§ **WHAT YOU NEED TO DO**: Could you reproduce the lines below word for word, starting at the first one and stopping after the line that contains "- series-line-0: [265, 69, 371, 188]"?

▬▬▬▬▬▬▬▬▬▬

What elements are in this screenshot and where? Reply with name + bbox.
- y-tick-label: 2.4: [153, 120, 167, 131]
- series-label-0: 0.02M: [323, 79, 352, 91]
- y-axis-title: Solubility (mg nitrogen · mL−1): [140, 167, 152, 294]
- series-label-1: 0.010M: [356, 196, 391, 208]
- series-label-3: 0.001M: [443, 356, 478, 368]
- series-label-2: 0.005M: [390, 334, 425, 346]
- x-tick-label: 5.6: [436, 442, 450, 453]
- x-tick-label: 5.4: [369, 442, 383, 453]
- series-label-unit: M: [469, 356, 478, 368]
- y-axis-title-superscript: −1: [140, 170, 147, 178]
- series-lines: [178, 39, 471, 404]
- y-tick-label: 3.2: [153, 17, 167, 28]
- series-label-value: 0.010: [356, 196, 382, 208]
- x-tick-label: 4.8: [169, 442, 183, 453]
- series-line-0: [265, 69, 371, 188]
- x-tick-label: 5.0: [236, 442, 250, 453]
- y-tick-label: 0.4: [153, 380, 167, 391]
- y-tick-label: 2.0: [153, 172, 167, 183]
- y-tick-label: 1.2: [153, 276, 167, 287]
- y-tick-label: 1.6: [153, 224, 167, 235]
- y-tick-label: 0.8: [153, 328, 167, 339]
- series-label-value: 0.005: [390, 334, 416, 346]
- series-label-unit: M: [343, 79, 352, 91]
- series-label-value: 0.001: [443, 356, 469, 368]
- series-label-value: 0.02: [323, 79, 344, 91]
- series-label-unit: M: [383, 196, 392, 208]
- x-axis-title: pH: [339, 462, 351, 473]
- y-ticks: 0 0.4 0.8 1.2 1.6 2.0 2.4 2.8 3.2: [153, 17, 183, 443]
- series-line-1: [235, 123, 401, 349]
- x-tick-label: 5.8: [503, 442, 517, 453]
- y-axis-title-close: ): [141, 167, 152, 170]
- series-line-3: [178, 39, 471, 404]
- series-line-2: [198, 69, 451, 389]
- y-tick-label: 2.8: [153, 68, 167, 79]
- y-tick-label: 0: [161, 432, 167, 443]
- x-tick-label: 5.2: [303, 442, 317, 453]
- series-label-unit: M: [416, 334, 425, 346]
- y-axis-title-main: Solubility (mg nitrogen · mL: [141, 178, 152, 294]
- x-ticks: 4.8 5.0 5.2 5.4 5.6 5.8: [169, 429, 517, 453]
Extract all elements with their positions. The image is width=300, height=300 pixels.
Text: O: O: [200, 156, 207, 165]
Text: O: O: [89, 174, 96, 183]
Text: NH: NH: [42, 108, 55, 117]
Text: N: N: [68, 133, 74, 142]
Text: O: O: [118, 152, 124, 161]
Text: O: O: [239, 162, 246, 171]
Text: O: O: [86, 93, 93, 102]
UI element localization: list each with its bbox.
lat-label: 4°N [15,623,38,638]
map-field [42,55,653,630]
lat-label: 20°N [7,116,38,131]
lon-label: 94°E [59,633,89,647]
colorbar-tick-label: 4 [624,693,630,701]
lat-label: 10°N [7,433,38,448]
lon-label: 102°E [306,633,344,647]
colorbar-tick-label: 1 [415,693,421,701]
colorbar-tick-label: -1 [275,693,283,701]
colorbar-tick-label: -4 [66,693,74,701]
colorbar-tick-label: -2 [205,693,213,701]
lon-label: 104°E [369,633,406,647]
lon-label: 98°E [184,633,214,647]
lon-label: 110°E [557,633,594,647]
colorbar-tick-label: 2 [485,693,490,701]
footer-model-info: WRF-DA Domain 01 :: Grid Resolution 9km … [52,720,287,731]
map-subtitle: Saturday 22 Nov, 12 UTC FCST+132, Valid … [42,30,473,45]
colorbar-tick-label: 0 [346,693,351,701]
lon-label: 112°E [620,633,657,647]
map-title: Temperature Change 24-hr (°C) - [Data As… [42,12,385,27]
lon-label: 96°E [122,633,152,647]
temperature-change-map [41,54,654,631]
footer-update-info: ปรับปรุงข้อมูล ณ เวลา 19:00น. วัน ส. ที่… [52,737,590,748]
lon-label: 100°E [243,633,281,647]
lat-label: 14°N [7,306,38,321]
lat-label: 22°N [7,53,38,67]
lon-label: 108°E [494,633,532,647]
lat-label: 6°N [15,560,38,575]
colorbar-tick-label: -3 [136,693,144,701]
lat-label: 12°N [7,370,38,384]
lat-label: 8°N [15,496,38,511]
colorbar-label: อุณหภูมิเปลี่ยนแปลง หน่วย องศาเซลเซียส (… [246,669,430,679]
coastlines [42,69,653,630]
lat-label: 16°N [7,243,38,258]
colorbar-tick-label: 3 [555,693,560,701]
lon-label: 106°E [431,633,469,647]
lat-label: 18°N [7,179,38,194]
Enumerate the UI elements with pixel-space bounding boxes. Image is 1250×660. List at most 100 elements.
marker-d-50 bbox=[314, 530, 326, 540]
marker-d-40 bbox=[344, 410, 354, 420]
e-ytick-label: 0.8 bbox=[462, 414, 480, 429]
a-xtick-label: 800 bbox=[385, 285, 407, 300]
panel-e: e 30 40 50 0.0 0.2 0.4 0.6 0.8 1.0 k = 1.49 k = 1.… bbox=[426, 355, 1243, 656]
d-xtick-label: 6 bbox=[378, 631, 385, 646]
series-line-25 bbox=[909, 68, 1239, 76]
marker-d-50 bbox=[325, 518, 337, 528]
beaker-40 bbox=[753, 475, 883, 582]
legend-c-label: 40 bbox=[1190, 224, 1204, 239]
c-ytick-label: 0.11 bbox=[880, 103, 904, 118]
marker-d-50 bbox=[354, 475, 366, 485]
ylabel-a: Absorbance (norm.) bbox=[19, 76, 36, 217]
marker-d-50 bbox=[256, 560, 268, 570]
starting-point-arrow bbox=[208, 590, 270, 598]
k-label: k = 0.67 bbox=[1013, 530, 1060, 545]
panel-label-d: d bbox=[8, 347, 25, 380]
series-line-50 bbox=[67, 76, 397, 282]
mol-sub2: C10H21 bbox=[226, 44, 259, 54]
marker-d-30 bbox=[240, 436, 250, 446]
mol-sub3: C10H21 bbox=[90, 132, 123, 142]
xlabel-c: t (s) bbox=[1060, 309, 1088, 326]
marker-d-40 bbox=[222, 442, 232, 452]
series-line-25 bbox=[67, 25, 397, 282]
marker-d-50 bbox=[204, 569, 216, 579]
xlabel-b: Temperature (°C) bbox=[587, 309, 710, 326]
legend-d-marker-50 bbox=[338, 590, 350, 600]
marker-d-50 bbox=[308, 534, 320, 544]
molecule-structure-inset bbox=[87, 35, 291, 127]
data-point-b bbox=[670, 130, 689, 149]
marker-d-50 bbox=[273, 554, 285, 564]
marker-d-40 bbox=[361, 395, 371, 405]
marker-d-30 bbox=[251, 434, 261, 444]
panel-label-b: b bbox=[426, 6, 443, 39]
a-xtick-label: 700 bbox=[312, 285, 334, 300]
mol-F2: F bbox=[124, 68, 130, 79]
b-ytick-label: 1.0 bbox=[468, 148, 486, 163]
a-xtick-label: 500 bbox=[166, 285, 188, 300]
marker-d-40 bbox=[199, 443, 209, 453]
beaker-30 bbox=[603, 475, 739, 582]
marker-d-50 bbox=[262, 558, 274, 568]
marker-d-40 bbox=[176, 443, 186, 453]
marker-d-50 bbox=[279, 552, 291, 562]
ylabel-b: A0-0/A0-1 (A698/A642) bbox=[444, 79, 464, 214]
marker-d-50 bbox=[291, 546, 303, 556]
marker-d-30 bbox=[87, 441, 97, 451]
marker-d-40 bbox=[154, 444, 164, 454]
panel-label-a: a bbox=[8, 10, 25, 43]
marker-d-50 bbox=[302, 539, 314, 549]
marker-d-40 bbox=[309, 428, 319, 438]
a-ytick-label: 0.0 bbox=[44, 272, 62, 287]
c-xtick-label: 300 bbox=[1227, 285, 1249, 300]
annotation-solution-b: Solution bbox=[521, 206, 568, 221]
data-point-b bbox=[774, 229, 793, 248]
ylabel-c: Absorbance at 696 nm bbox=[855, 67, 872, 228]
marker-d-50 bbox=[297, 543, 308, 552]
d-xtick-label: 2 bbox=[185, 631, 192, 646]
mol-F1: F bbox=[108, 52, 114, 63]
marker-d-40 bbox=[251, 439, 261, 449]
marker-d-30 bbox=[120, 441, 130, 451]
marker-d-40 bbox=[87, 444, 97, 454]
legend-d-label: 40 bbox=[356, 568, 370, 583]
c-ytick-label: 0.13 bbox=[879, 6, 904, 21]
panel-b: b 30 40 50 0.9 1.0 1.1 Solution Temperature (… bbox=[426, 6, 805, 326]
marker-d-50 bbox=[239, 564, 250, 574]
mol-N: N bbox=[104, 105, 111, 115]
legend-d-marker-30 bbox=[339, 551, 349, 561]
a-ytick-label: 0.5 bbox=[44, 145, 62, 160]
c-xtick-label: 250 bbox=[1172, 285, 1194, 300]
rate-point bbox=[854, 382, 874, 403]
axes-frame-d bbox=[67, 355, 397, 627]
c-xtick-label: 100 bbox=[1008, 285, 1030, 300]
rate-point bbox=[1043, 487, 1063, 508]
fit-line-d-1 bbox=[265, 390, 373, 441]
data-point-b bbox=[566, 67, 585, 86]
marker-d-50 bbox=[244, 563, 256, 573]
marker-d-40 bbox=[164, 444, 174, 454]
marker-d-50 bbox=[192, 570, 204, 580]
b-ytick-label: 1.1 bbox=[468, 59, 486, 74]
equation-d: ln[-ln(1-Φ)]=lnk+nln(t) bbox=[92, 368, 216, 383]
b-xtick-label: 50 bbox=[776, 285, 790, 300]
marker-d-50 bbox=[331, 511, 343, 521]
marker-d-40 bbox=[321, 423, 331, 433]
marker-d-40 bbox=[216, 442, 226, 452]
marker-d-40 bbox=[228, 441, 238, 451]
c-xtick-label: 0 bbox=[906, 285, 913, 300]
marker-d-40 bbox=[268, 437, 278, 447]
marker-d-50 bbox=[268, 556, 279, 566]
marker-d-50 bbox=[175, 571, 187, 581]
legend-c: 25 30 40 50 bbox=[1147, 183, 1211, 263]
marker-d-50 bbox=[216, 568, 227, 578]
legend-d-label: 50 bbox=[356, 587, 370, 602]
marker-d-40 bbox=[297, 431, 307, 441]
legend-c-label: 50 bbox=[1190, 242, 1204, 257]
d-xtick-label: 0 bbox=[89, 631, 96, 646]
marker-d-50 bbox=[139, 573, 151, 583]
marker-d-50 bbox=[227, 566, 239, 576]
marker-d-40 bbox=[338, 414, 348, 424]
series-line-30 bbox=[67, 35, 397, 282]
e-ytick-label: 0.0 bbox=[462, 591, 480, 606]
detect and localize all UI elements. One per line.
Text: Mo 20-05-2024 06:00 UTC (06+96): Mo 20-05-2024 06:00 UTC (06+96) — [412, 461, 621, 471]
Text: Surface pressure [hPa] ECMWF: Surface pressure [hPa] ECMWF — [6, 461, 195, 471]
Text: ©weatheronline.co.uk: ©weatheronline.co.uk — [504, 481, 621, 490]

▬▬▬▬▬▬▬▬▬▬

§ **SOLUTION TO THIS EXERCISE**:
What elements are in this screenshot and where? Reply with name + bbox.
- y-tick-label: 2.4: [153, 120, 167, 131]
- series-label-0: 0.02M: [323, 79, 352, 91]
- y-axis-title: Solubility (mg nitrogen · mL−1): [140, 167, 152, 294]
- series-label-1: 0.010M: [356, 196, 391, 208]
- series-label-3: 0.001M: [443, 356, 478, 368]
- series-label-2: 0.005M: [390, 334, 425, 346]
- x-tick-label: 5.6: [436, 442, 450, 453]
- x-tick-label: 5.4: [369, 442, 383, 453]
- series-label-unit: M: [469, 356, 478, 368]
- y-axis-title-superscript: −1: [140, 170, 147, 178]
- series-lines: [178, 39, 471, 404]
- y-tick-label: 3.2: [153, 17, 167, 28]
- series-label-value: 0.010: [356, 196, 382, 208]
- x-tick-label: 4.8: [169, 442, 183, 453]
- series-line-0: [265, 69, 371, 188]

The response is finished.